GOAL
Only the number is wanted: how many lines contain "วนกลาง"?

EXTRACTED ENTRIES
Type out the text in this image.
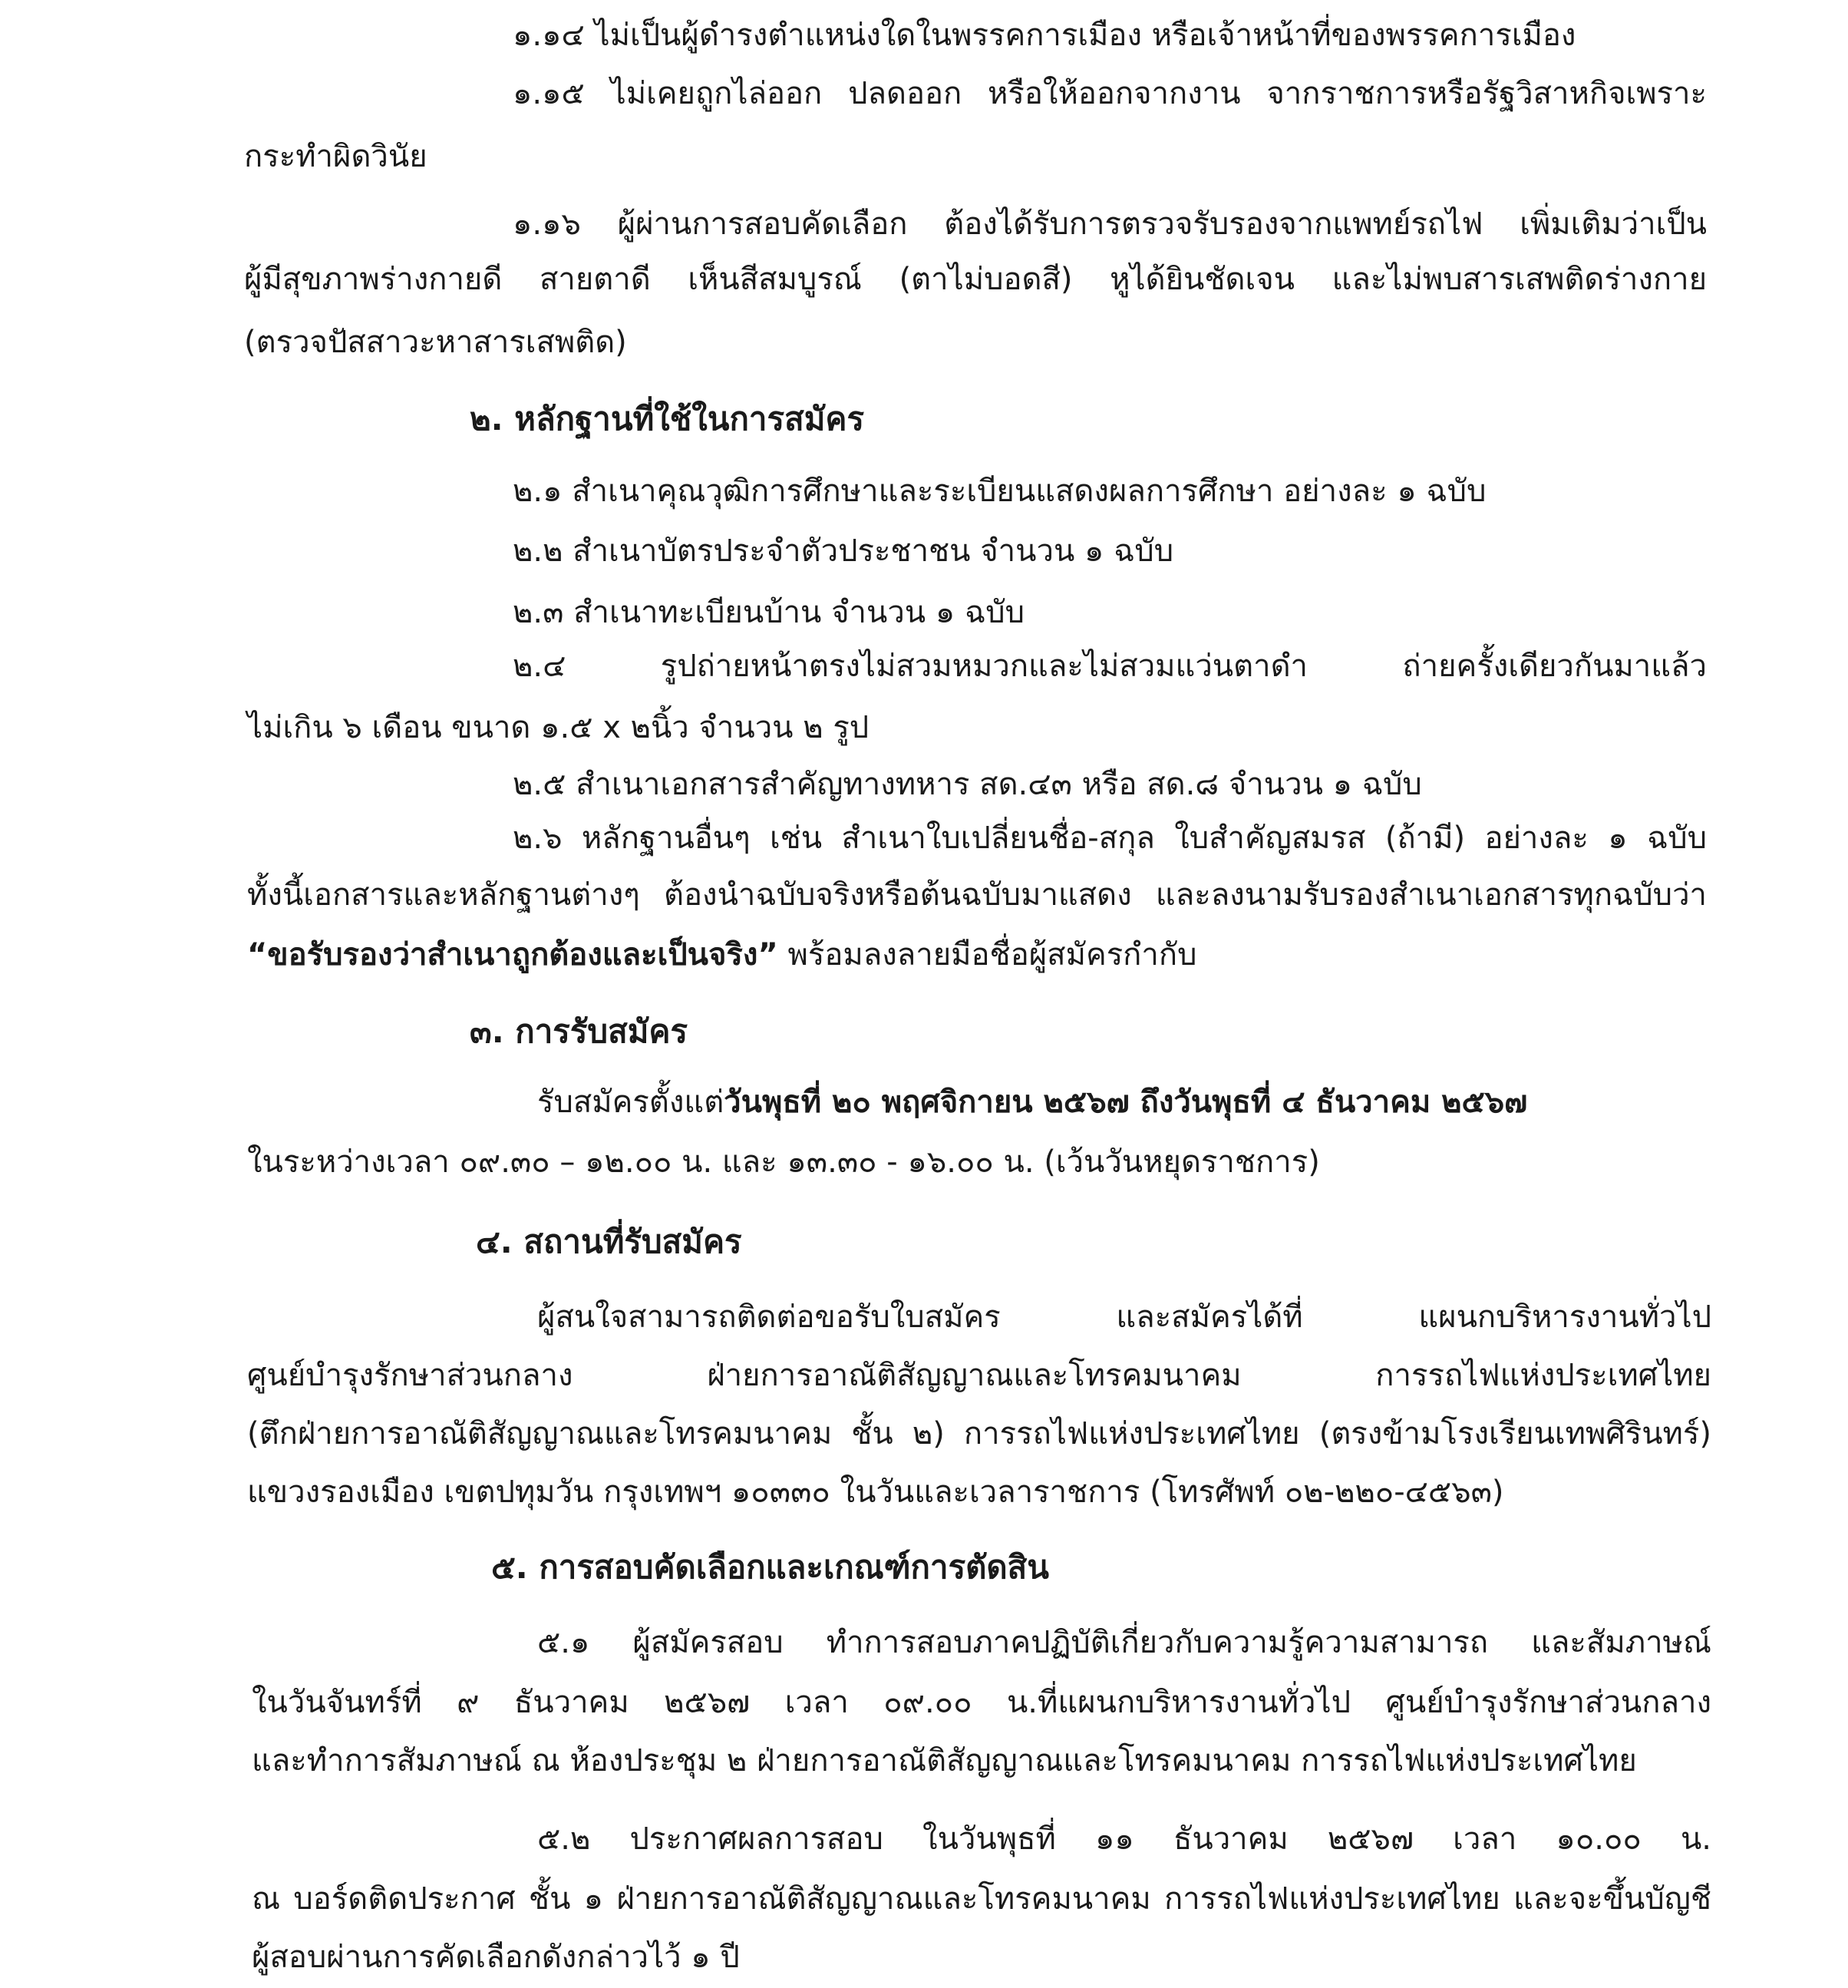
๑.๑๔ ไม่เป็นผู้ดำรงตำแหน่งใดในพรรคการเมือง หรือเจ้าหน้าที่ของพรรคการเมือง
๑.๑๕ ไม่เคยถูกไล่ออก ปลดออก หรือให้ออกจากงาน จากราชการหรือรัฐวิสาหกิจเพราะ
กระทำผิดวินัย
๑.๑๖ ผู้ผ่านการสอบคัดเลือก ต้องได้รับการตรวจรับรองจากแพทย์รถไฟ เพิ่มเติมว่าเป็น
ผู้มีสุขภาพร่างกายดี สายตาดี เห็นสีสมบูรณ์ (ตาไม่บอดสี) หูได้ยินชัดเจน และไม่พบสารเสพติดร่างกาย
(ตรวจปัสสาวะหาสารเสพติด)
๒. หลักฐานที่ใช้ในการสมัคร
๒.๑ สำเนาคุณวุฒิการศึกษาและระเบียนแสดงผลการศึกษา อย่างละ ๑ ฉบับ
๒.๒ สำเนาบัตรประจำตัวประชาชน จำนวน ๑ ฉบับ
๒.๓ สำเนาทะเบียนบ้าน จำนวน ๑ ฉบับ
๒.๔ รูปถ่ายหน้าตรงไม่สวมหมวกและไม่สวมแว่นตาดำ ถ่ายครั้งเดียวกันมาแล้ว
ไม่เกิน ๖ เดือน ขนาด ๑.๕ x ๒นิ้ว จำนวน ๒ รูป
๒.๕ สำเนาเอกสารสำคัญทางทหาร สด.๔๓ หรือ สด.๘ จำนวน ๑ ฉบับ
๒.๖ หลักฐานอื่นๆ เช่น สำเนาใบเปลี่ยนชื่อ-สกุล ใบสำคัญสมรส (ถ้ามี) อย่างละ ๑ ฉบับ
ทั้งนี้เอกสารและหลักฐานต่างๆ ต้องนำฉบับจริงหรือต้นฉบับมาแสดง และลงนามรับรองสำเนาเอกสารทุกฉบับว่า
“ขอรับรองว่าสำเนาถูกต้องและเป็นจริง” พร้อมลงลายมือชื่อผู้สมัครกำกับ
๓. การรับสมัคร
รับสมัครตั้งแต่วันพุธที่ ๒๐ พฤศจิกายน ๒๕๖๗ ถึงวันพุธที่ ๔ ธันวาคม ๒๕๖๗
ในระหว่างเวลา ๐๙.๓๐ – ๑๒.๐๐ น. และ ๑๓.๓๐ - ๑๖.๐๐ น. (เว้นวันหยุดราชการ)
๔. สถานที่รับสมัคร
ผู้สนใจสามารถติดต่อขอรับใบสมัคร และสมัครได้ที่ แผนกบริหารงานทั่วไป
ศูนย์บำรุงรักษาส่วนกลาง ฝ่ายการอาณัติสัญญาณและโทรคมนาคม การรถไฟแห่งประเทศไทย
(ตึกฝ่ายการอาณัติสัญญาณและโทรคมนาคม ชั้น ๒) การรถไฟแห่งประเทศไทย (ตรงข้ามโรงเรียนเทพศิรินทร์)
แขวงรองเมือง เขตปทุมวัน กรุงเทพฯ ๑๐๓๓๐ ในวันและเวลาราชการ (โทรศัพท์ ๐๒-๒๒๐-๔๕๖๓)
๕. การสอบคัดเลือกและเกณฑ์การตัดสิน
๕.๑ ผู้สมัครสอบ ทำการสอบภาคปฏิบัติเกี่ยวกับความรู้ความสามารถ และสัมภาษณ์
ในวันจันทร์ที่ ๙ ธันวาคม ๒๕๖๗ เวลา ๐๙.๐๐ น.ที่แผนกบริหารงานทั่วไป ศูนย์บำรุงรักษาส่วนกลาง
และทำการสัมภาษณ์ ณ ห้องประชุม ๒ ฝ่ายการอาณัติสัญญาณและโทรคมนาคม การรถไฟแห่งประเทศไทย
๕.๒ ประกาศผลการสอบ ในวันพุธที่ ๑๑ ธันวาคม ๒๕๖๗ เวลา ๑๐.๐๐ น.
ณ บอร์ดติดประกาศ ชั้น ๑ ฝ่ายการอาณัติสัญญาณและโทรคมนาคม การรถไฟแห่งประเทศไทย และจะขึ้นบัญชี
ผู้สอบผ่านการคัดเลือกดังกล่าวไว้ ๑ ปี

ANSWER TO THIS PROBLEM
2